THE INPUT
==========

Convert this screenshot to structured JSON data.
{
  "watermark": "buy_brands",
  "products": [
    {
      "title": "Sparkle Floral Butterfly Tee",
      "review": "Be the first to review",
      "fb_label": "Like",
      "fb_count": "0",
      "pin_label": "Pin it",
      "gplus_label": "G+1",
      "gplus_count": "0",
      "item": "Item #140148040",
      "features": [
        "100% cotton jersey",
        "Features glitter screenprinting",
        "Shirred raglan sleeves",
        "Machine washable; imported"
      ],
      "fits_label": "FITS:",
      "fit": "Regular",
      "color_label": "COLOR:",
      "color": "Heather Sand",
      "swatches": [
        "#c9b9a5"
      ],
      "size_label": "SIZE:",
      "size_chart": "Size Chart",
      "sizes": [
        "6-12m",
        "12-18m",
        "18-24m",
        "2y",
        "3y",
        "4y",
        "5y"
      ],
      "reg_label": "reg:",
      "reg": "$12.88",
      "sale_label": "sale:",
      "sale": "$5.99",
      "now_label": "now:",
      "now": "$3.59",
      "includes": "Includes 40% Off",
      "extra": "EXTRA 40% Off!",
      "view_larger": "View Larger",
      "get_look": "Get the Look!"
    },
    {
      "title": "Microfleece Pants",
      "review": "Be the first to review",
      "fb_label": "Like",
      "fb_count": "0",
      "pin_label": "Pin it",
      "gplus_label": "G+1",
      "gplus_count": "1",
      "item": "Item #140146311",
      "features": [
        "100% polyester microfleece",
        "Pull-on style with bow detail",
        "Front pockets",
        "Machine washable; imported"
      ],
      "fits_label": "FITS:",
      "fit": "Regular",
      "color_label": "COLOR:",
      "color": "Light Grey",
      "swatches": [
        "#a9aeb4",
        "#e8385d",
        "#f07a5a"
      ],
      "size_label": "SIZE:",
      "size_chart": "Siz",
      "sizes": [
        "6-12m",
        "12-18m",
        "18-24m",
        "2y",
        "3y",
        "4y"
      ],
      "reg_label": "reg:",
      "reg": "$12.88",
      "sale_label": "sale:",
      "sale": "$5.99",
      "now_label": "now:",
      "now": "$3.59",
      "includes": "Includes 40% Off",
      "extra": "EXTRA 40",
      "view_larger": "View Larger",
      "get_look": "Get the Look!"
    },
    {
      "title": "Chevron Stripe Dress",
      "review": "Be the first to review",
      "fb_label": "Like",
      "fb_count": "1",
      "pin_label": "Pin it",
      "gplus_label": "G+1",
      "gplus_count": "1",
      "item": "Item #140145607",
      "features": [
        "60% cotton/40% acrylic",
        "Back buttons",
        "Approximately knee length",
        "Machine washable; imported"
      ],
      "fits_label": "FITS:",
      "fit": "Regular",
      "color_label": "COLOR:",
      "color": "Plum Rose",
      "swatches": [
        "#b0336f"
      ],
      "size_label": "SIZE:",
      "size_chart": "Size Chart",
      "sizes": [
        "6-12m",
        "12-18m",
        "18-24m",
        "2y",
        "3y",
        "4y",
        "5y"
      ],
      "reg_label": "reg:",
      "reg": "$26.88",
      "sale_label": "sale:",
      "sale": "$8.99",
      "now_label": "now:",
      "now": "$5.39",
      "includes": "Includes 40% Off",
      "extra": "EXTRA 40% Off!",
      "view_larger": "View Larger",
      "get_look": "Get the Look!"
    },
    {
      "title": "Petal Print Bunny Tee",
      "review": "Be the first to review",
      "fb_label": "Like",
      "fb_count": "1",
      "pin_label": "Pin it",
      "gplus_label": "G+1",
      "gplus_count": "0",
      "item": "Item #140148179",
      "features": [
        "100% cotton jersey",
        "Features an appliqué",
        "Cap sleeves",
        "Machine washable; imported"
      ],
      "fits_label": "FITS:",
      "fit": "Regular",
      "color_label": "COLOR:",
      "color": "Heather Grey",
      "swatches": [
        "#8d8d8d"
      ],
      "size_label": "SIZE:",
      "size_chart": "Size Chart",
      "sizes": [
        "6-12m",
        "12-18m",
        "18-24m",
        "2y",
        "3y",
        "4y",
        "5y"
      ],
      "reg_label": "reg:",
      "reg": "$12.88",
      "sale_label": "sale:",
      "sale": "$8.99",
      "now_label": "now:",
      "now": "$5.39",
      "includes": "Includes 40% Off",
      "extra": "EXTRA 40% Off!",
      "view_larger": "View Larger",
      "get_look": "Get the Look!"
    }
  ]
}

==========

SET PROBLEM
Extract the full listing and reproduce each line exactly.

EXERCISE RESULT
Convert this screenshot to structured JSON data.
{
  "watermark": "buy_brands",
  "products": [
    {
      "title": "Sparkle Floral Butterfly Tee",
      "review": "Be the first to review",
      "fb_label": "Like",
      "fb_count": "0",
      "pin_label": "Pin it",
      "gplus_label": "G+1",
      "gplus_count": "0",
      "item": "Item #140148040",
      "features": [
        "100% cotton jersey",
        "Features glitter screenprinting",
        "Shirred raglan sleeves",
        "Machine washable; imported"
      ],
      "fits_label": "FITS:",
      "fit": "Regular",
      "color_label": "COLOR:",
      "color": "Heather Sand",
      "swatches": [
        "#c9b9a5"
      ],
      "size_label": "SIZE:",
      "size_chart": "Size Chart",
      "sizes": [
        "6-12m",
        "12-18m",
        "18-24m",
        "2y",
        "3y",
        "4y",
        "5y"
      ],
      "reg_label": "reg:",
      "reg": "$12.88",
      "sale_label": "sale:",
      "sale": "$5.99",
      "now_label": "now:",
      "now": "$3.59",
      "includes": "Includes 40% Off",
      "extra": "EXTRA 40% Off!",
      "view_larger": "View Larger",
      "get_look": "Get the Look!"
    },
    {
      "title": "Microfleece Pants",
      "review": "Be the first to review",
      "fb_label": "Like",
      "fb_count": "0",
      "pin_label": "Pin it",
      "gplus_label": "G+1",
      "gplus_count": "1",
      "item": "Item #140146311",
      "features": [
        "100% polyester microfleece",
        "Pull-on style with bow detail",
        "Front pockets",
        "Machine washable; imported"
      ],
      "fits_label": "FITS:",
      "fit": "Regular",
      "color_label": "COLOR:",
      "color": "Light Grey",
      "swatches": [
        "#a9aeb4",
        "#e8385d",
        "#f07a5a"
      ],
      "size_label": "SIZE:",
      "size_chart": "Siz",
      "sizes": [
        "6-12m",
        "12-18m",
        "18-24m",
        "2y",
        "3y",
        "4y"
      ],
      "reg_label": "reg:",
      "reg": "$12.88",
      "sale_label": "sale:",
      "sale": "$5.99",
      "now_label": "now:",
      "now": "$3.59",
      "includes": "Includes 40% Off",
      "extra": "EXTRA 40",
      "view_larger": "View Larger",
      "get_look": "Get the Look!"
    },
    {
      "title": "Chevron Stripe Dress",
      "review": "Be the first to review",
      "fb_label": "Like",
      "fb_count": "1",
      "pin_label": "Pin it",
      "gplus_label": "G+1",
      "gplus_count": "1",
      "item": "Item #140145607",
      "features": [
        "60% cotton/40% acrylic",
        "Back buttons",
        "Approximately knee length",
        "Machine washable; imported"
      ],
      "fits_label": "FITS:",
      "fit": "Regular",
      "color_label": "COLOR:",
      "color": "Plum Rose",
      "swatches": [
        "#b0336f"
      ],
      "size_label": "SIZE:",
      "size_chart": "Size Chart",
      "sizes": [
        "6-12m",
        "12-18m",
        "18-24m",
        "2y",
        "3y",
        "4y",
        "5y"
      ],
      "reg_label": "reg:",
      "reg": "$26.88",
      "sale_label": "sale:",
      "sale": "$8.99",
      "now_label": "now:",
      "now": "$5.39",
      "includes": "Includes 40% Off",
      "extra": "EXTRA 40% Off!",
      "view_larger": "View Larger",
      "get_look": "Get the Look!"
    },
    {
      "title": "Petal Print Bunny Tee",
      "review": "Be the first to review",
      "fb_label": "Like",
      "fb_count": "1",
      "pin_label": "Pin it",
      "gplus_label": "G+1",
      "gplus_count": "0",
      "item": "Item #140148179",
      "features": [
        "100% cotton jersey",
        "Features an appliqué",
        "Cap sleeves",
        "Machine washable; imported"
      ],
      "fits_label": "FITS:",
      "fit": "Regular",
      "color_label": "COLOR:",
      "color": "Heather Grey",
      "swatches": [
        "#8d8d8d"
      ],
      "size_label": "SIZE:",
      "size_chart": "Size Chart",
      "sizes": [
        "6-12m",
        "12-18m",
        "18-24m",
        "2y",
        "3y",
        "4y",
        "5y"
      ],
      "reg_label": "reg:",
      "reg": "$12.88",
      "sale_label": "sale:",
      "sale": "$8.99",
      "now_label": "now:",
      "now": "$5.39",
      "includes": "Includes 40% Off",
      "extra": "EXTRA 40% Off!",
      "view_larger": "View Larger",
      "get_look": "Get the Look!"
    }
  ]
}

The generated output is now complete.